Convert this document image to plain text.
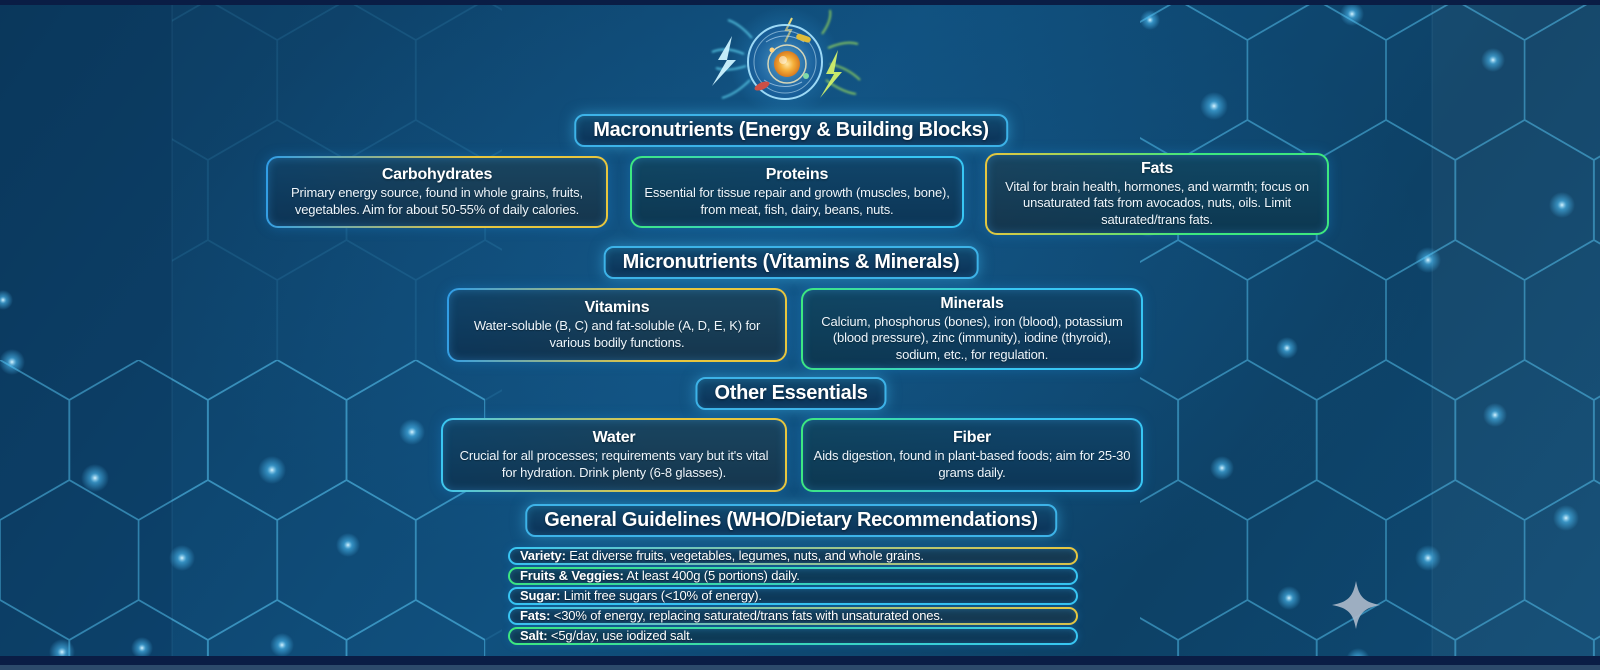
Macronutrients (Energy & Building Blocks)
Carbohydrates
Primary energy source, found in whole grains, fruits, vegetables. Aim for about 50-55% of daily calories.
Proteins
Essential for tissue repair and growth (muscles, bone), from meat, fish, dairy, beans, nuts.
Fats
Vital for brain health, hormones, and warmth; focus on unsaturated fats from avocados, nuts, oils. Limit saturated/trans fats.
Micronutrients (Vitamins & Minerals)
Vitamins
Water-soluble (B, C) and fat-soluble (A, D, E, K) for various bodily functions.
Minerals
Calcium, phosphorus (bones), iron (blood), potassium (blood pressure), zinc (immunity), iodine (thyroid), sodium, etc., for regulation.
Other Essentials
Water
Crucial for all processes; requirements vary but it's vital for hydration. Drink plenty (6-8 glasses).
Fiber
Aids digestion, found in plant-based foods; aim for 25-30 grams daily.
General Guidelines (WHO/Dietary Recommendations)
Variety: Eat diverse fruits, vegetables, legumes, nuts, and whole grains.
Fruits & Veggies: At least 400g (5 portions) daily.
Sugar: Limit free sugars (<10% of energy).
Fats: <30% of energy, replacing saturated/trans fats with unsaturated ones.
Salt: <5g/day, use iodized salt.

[What you will do]:
Exactly as written, please copy out the whole set of records, skipping images.

[Expected output]:
Convert this document image to plain text.
Macronutrients (Energy & Building Blocks)
Carbohydrates
Primary energy source, found in whole grains, fruits, vegetables. Aim for about 50-55% of daily calories.
Proteins
Essential for tissue repair and growth (muscles, bone), from meat, fish, dairy, beans, nuts.
Fats
Vital for brain health, hormones, and warmth; focus on unsaturated fats from avocados, nuts, oils. Limit saturated/trans fats.
Micronutrients (Vitamins & Minerals)
Vitamins
Water-soluble (B, C) and fat-soluble (A, D, E, K) for various bodily functions.
Minerals
Calcium, phosphorus (bones), iron (blood), potassium (blood pressure), zinc (immunity), iodine (thyroid), sodium, etc., for regulation.
Other Essentials
Water
Crucial for all processes; requirements vary but it's vital for hydration. Drink plenty (6-8 glasses).
Fiber
Aids digestion, found in plant-based foods; aim for 25-30 grams daily.
General Guidelines (WHO/Dietary Recommendations)
Variety: Eat diverse fruits, vegetables, legumes, nuts, and whole grains.
Fruits & Veggies: At least 400g (5 portions) daily.
Sugar: Limit free sugars (<10% of energy).
Fats: <30% of energy, replacing saturated/trans fats with unsaturated ones.
Salt: <5g/day, use iodized salt.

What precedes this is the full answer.